==== EXCERPTED DATA ====

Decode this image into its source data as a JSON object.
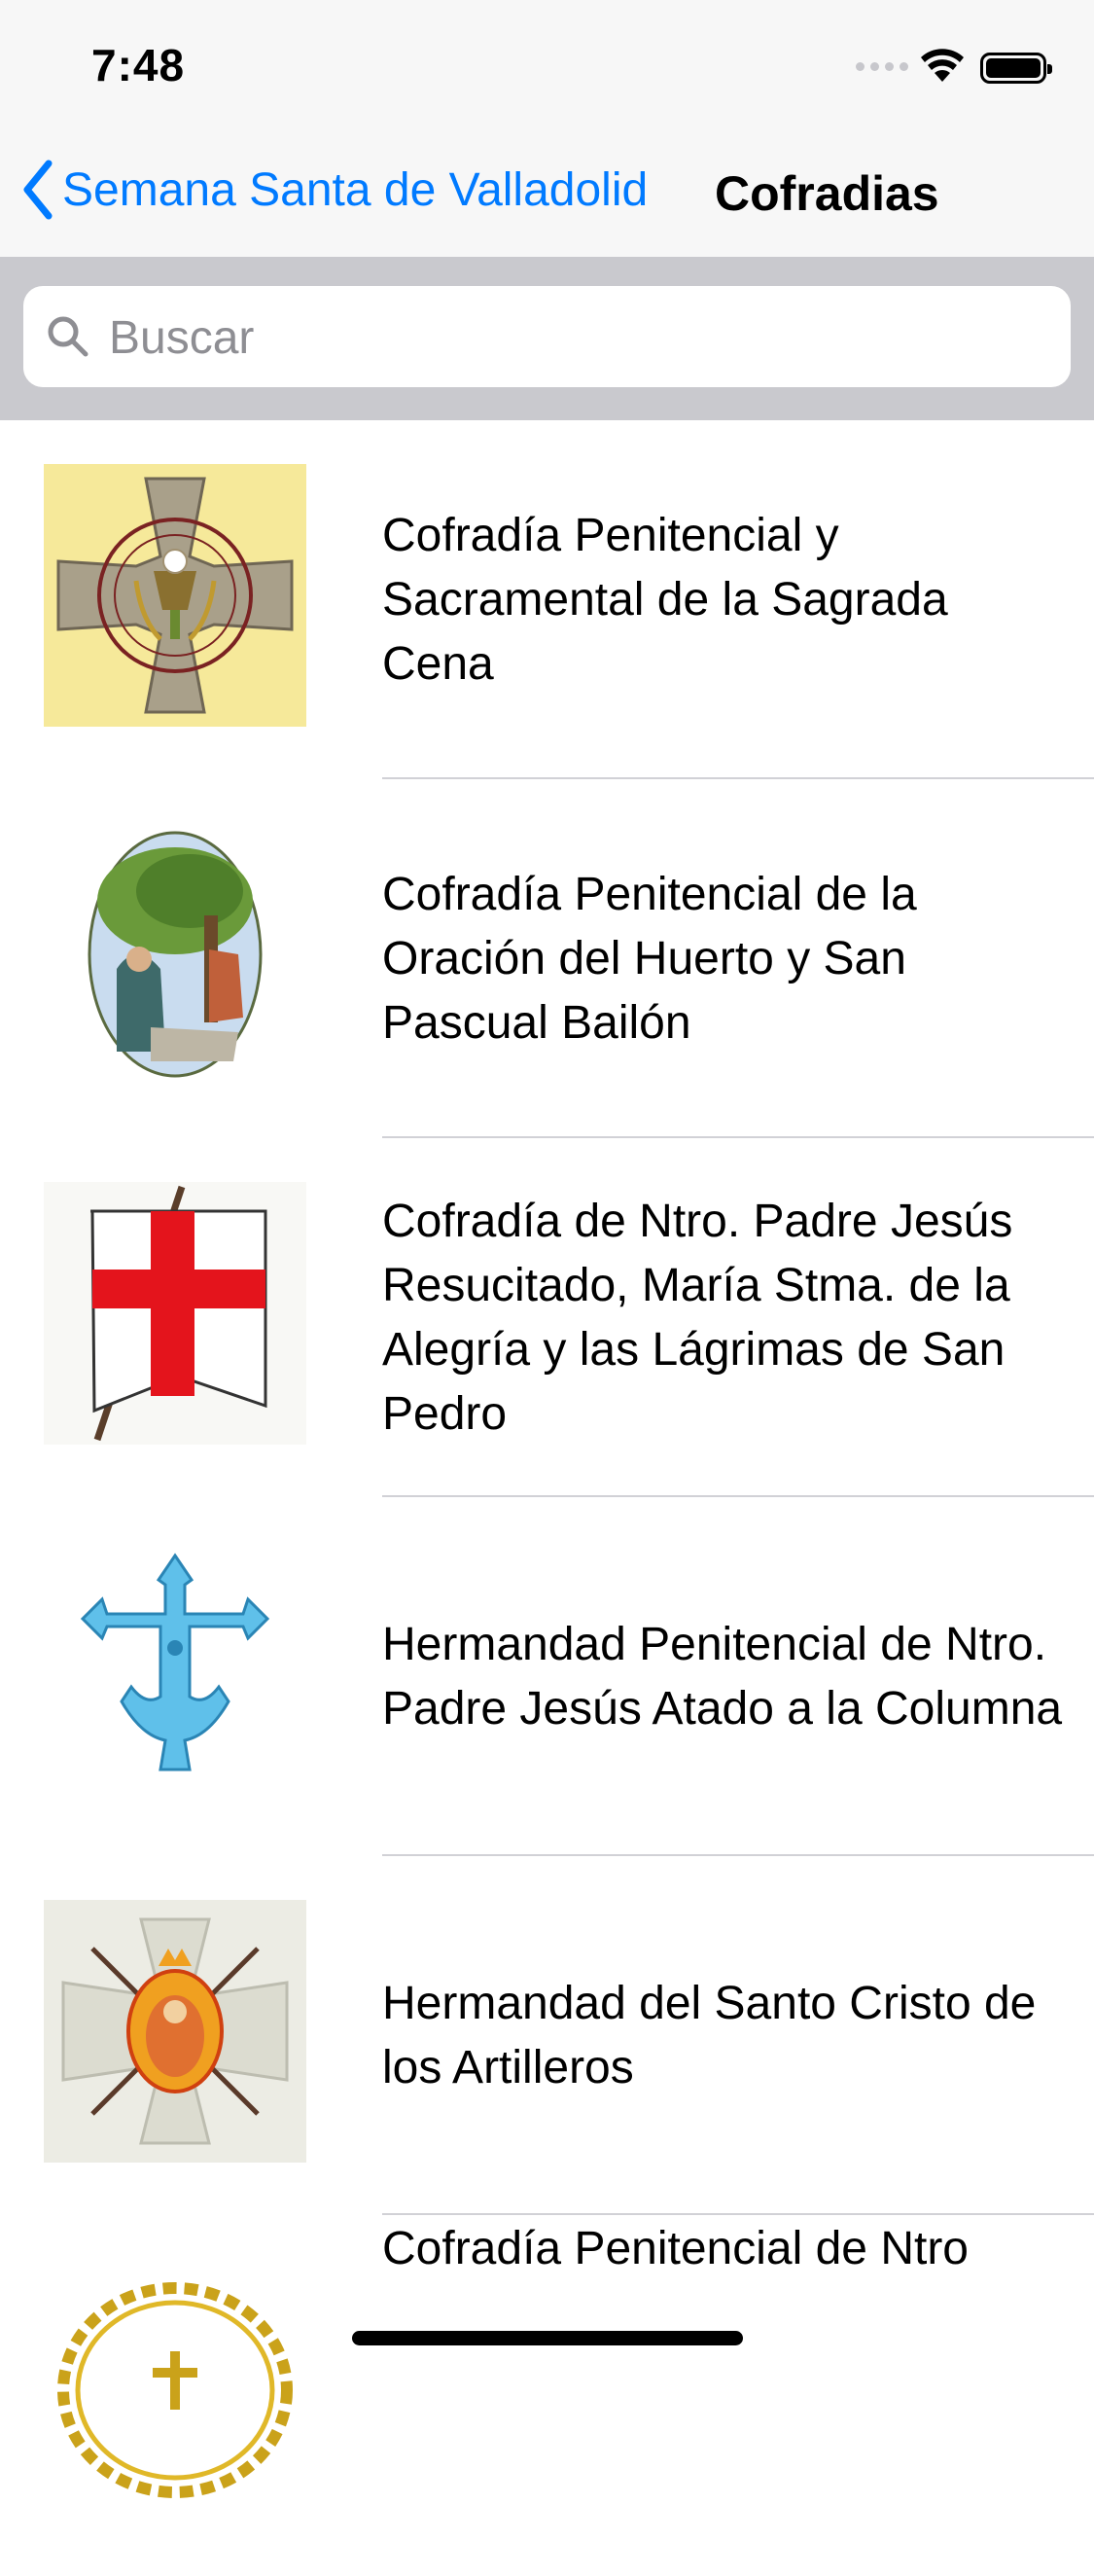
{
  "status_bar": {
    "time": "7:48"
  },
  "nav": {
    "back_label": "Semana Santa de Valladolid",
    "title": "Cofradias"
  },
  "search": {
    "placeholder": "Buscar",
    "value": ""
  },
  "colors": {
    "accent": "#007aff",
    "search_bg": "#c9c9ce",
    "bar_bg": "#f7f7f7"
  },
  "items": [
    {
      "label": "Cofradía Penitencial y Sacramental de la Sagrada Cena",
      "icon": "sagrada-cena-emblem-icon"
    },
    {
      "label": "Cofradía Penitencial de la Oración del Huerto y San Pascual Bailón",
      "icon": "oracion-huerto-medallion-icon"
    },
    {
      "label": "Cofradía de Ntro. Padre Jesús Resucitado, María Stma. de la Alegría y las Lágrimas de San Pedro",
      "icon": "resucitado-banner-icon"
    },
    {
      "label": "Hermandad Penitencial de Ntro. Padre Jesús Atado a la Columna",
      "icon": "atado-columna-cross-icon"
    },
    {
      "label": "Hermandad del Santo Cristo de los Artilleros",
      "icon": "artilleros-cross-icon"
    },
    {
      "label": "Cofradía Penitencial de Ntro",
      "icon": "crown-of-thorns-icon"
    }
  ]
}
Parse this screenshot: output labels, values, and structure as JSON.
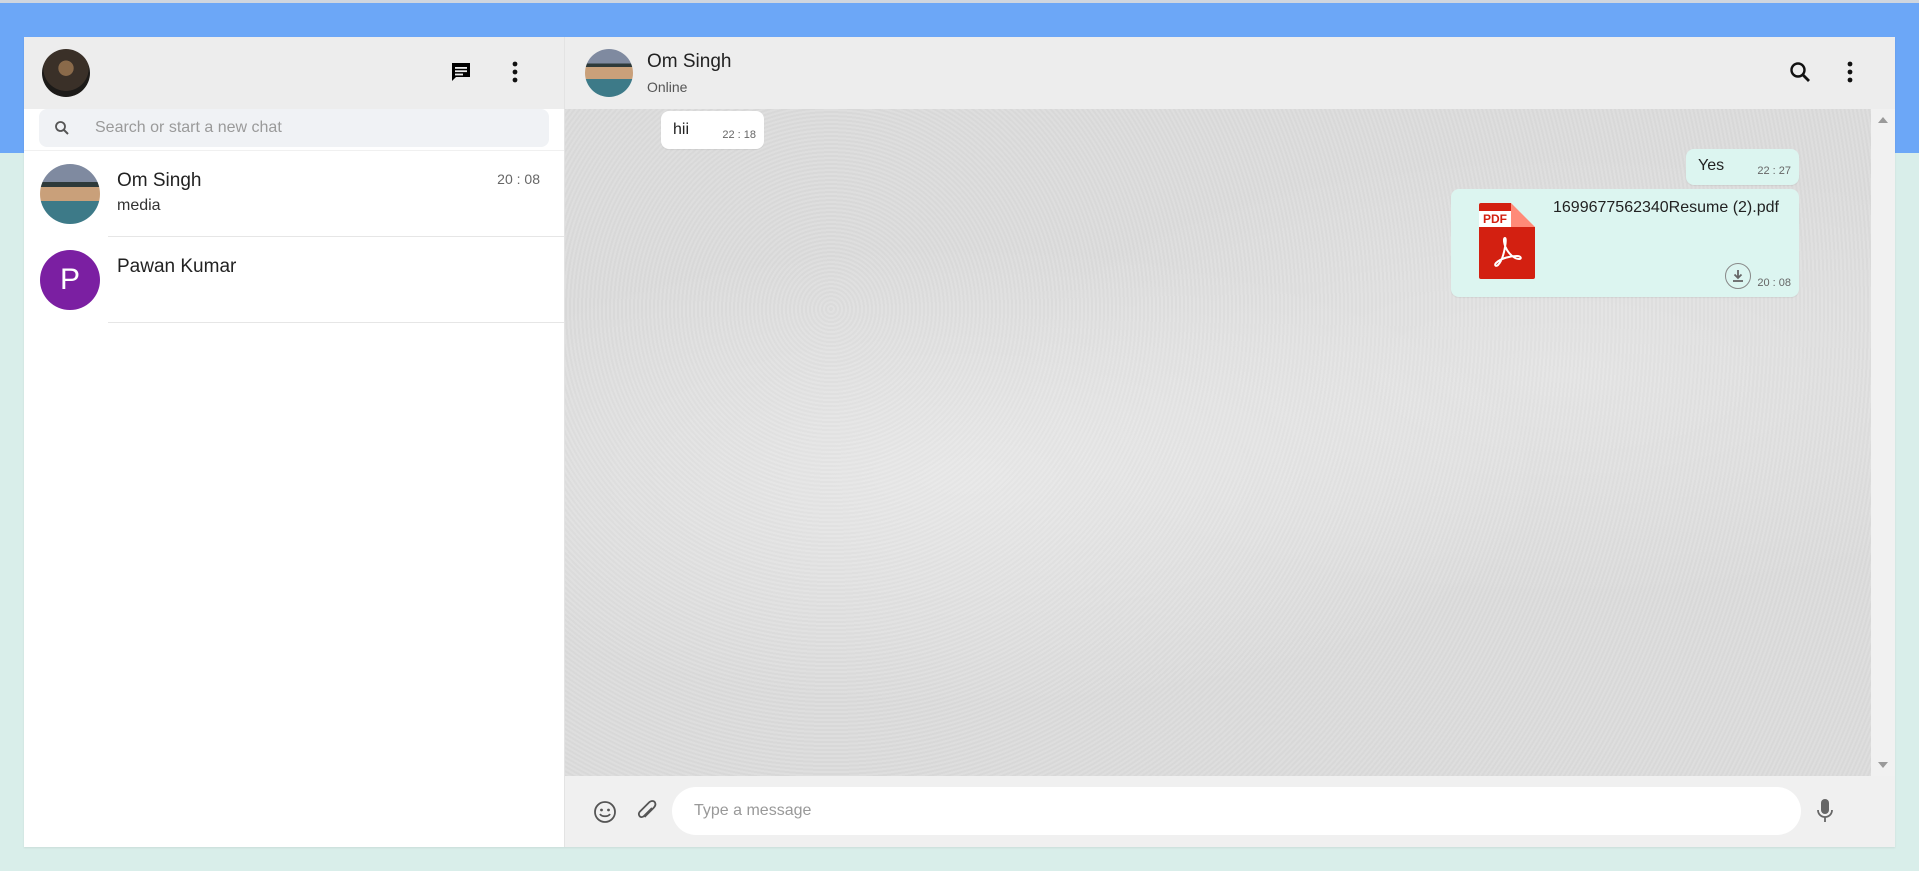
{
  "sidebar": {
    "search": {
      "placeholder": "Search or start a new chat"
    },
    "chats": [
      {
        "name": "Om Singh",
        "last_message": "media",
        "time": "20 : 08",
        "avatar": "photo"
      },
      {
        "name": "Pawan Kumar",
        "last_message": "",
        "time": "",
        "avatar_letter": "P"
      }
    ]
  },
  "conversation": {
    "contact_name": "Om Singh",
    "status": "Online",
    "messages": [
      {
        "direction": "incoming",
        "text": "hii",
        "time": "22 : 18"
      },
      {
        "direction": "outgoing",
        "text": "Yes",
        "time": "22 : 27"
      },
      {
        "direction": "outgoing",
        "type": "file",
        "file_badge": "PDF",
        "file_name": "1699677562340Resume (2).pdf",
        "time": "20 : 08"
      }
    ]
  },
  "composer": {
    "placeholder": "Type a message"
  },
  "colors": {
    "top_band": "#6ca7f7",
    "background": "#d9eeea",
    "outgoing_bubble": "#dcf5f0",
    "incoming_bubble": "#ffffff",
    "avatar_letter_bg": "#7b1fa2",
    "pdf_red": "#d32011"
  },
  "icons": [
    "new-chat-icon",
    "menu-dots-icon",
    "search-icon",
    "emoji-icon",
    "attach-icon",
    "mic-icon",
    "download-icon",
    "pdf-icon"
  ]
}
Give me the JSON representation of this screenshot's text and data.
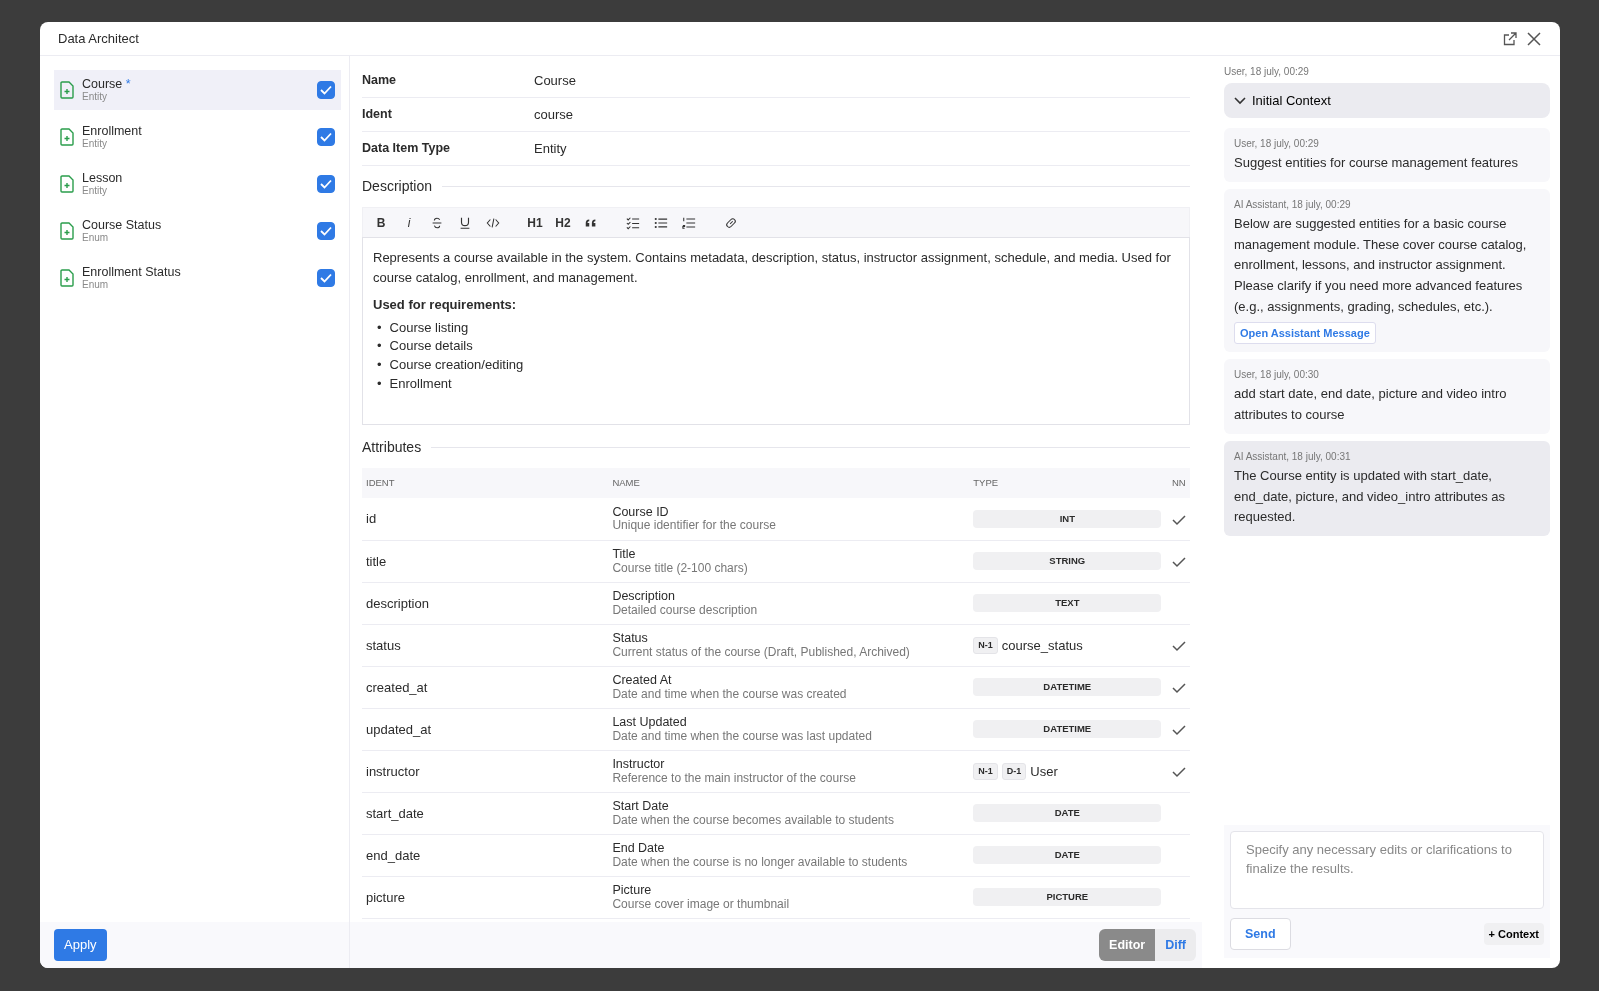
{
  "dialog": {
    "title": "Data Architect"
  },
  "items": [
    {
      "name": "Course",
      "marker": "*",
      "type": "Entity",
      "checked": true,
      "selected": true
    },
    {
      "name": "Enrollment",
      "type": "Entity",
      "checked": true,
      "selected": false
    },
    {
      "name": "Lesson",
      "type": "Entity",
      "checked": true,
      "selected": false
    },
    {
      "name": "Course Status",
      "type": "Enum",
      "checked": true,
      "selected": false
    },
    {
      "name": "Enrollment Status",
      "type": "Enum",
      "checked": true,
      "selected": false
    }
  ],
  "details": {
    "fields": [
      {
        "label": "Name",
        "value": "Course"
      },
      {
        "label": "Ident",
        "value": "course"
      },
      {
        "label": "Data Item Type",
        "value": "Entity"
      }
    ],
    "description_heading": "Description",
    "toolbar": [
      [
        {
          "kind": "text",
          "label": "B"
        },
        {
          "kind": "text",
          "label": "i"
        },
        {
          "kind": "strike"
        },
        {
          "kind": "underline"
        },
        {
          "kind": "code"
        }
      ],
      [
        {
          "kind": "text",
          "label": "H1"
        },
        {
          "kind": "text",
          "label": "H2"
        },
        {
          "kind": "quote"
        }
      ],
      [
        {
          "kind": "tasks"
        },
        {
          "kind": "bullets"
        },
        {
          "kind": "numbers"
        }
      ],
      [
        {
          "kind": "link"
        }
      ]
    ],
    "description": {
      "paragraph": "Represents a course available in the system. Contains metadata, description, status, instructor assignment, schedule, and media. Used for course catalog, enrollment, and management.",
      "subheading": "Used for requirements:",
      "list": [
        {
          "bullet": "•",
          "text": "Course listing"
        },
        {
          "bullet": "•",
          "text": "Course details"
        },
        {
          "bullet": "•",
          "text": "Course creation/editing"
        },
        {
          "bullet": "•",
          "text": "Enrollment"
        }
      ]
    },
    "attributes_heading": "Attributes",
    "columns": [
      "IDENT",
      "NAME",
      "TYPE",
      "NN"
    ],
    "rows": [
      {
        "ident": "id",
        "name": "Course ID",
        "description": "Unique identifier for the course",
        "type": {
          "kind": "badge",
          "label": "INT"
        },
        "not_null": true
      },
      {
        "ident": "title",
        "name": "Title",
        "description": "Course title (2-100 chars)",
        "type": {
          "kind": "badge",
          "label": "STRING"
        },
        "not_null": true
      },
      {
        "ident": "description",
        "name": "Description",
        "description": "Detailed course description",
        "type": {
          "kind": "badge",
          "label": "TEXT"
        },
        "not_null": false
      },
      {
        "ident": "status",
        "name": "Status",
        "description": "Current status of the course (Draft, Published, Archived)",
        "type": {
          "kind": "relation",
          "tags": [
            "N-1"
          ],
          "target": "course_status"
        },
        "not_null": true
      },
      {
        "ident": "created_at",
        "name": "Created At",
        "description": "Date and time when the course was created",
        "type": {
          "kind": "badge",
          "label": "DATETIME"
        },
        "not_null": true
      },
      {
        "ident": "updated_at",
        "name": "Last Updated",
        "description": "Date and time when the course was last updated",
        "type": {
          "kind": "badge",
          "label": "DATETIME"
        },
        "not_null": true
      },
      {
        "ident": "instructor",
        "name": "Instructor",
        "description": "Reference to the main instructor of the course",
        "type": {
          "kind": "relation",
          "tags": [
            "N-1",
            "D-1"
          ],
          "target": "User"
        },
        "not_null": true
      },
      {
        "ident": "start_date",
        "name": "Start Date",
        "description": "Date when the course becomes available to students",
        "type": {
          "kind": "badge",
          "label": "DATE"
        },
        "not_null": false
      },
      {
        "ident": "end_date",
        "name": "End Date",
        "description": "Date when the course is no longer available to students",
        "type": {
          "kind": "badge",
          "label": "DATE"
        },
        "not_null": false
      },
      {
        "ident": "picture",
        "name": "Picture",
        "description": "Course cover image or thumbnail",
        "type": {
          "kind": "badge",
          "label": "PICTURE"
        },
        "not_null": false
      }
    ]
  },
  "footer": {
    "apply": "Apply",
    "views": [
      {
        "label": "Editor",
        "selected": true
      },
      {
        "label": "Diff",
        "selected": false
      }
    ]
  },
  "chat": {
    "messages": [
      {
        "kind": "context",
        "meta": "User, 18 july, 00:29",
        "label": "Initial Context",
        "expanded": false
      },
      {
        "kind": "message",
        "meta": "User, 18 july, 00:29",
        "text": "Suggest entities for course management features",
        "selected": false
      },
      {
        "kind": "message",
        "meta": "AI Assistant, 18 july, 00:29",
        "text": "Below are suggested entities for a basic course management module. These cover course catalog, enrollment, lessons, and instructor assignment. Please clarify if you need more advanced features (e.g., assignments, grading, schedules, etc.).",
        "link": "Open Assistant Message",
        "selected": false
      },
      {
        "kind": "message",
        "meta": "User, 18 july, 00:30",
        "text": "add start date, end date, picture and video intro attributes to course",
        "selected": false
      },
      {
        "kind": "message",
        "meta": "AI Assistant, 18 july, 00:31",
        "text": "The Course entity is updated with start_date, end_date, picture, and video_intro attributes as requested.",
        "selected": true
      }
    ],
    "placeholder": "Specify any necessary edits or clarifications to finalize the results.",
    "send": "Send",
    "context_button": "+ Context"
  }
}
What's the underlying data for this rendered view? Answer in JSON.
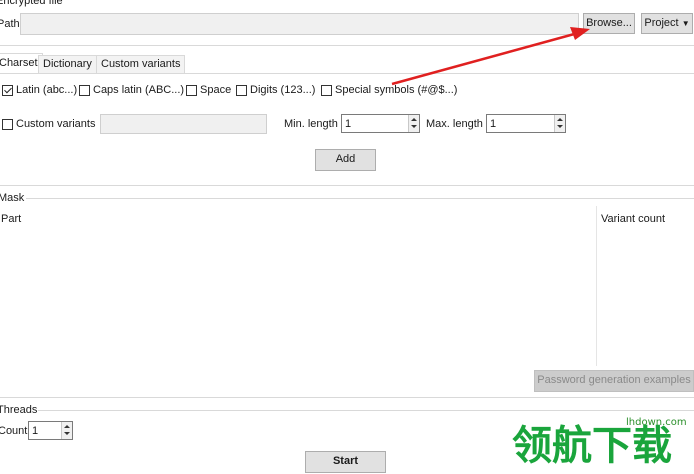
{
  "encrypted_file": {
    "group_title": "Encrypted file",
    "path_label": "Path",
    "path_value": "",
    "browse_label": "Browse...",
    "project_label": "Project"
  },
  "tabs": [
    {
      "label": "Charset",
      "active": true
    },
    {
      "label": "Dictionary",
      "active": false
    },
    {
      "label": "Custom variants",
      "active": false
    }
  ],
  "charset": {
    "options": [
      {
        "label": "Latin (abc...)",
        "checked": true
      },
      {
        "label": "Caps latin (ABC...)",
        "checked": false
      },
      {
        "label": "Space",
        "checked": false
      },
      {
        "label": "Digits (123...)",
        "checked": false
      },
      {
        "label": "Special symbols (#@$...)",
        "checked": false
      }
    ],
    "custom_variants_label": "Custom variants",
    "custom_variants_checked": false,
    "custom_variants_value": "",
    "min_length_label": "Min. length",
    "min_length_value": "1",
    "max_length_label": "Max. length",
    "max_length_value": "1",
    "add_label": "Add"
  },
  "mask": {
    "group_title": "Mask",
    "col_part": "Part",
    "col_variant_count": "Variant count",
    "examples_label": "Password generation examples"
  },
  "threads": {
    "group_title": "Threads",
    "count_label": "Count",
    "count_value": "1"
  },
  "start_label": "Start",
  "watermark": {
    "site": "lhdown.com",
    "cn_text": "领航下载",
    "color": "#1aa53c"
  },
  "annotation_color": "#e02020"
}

====

SHORT PROBLEM: Copy all lines from the material that contain "Padre".

OUTPUT:
      "label": "Cofradía de Ntro. Padre Jesús Resucitado, María Stma. de la Alegría y las Lágrimas de San Pedro",
      "label": "Hermandad Penitencial de Ntro. Padre Jesús Atado a la Columna",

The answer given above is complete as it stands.